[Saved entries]
• • • • • • •
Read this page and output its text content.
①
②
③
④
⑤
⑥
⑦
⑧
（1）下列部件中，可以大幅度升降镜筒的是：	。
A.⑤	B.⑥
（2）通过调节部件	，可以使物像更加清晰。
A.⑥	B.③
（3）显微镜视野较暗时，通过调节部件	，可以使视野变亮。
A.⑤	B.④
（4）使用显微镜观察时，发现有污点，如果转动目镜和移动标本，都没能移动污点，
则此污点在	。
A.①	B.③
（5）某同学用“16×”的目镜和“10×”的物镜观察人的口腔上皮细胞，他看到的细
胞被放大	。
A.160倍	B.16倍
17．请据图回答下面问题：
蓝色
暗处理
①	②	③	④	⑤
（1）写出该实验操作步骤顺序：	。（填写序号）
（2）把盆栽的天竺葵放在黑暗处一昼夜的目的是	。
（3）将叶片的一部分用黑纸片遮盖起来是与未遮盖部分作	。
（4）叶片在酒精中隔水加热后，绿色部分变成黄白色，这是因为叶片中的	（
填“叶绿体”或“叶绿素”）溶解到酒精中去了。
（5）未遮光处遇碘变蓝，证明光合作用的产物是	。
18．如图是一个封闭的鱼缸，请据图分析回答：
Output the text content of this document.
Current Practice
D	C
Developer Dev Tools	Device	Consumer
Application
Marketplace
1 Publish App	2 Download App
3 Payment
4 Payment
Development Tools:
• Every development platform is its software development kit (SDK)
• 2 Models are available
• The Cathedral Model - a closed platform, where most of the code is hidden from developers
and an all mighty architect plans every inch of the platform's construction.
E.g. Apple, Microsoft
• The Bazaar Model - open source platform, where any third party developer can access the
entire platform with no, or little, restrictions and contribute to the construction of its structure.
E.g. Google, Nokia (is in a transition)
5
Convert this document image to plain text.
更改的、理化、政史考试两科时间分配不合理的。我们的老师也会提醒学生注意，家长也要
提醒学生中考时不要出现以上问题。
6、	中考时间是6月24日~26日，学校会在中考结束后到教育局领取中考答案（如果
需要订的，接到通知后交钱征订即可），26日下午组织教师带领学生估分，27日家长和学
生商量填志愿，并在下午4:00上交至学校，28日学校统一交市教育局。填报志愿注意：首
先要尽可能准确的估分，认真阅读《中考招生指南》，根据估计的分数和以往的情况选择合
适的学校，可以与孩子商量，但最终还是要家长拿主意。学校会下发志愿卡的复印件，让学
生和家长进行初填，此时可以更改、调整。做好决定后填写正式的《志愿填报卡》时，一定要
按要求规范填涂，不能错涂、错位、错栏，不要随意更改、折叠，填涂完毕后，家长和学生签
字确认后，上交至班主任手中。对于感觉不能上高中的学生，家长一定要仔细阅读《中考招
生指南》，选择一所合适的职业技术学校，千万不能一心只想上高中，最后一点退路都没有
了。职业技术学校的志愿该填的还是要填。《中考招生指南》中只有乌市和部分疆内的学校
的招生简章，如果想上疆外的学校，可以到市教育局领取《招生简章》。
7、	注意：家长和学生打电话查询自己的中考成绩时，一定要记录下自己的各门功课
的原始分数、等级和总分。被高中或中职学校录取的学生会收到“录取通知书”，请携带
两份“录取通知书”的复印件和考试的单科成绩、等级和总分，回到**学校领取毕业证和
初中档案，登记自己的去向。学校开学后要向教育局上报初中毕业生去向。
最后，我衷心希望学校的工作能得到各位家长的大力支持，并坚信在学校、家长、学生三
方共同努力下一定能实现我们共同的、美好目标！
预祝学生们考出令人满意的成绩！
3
• • • • • • •
BRIEF>
Find the word "where" and list each line it appears in.

SOLVED EXERCISE>
• The Cathedral Model - a closed platform, where most of the code is hidden from developers
• The Bazaar Model - open source platform, where any third party developer can access the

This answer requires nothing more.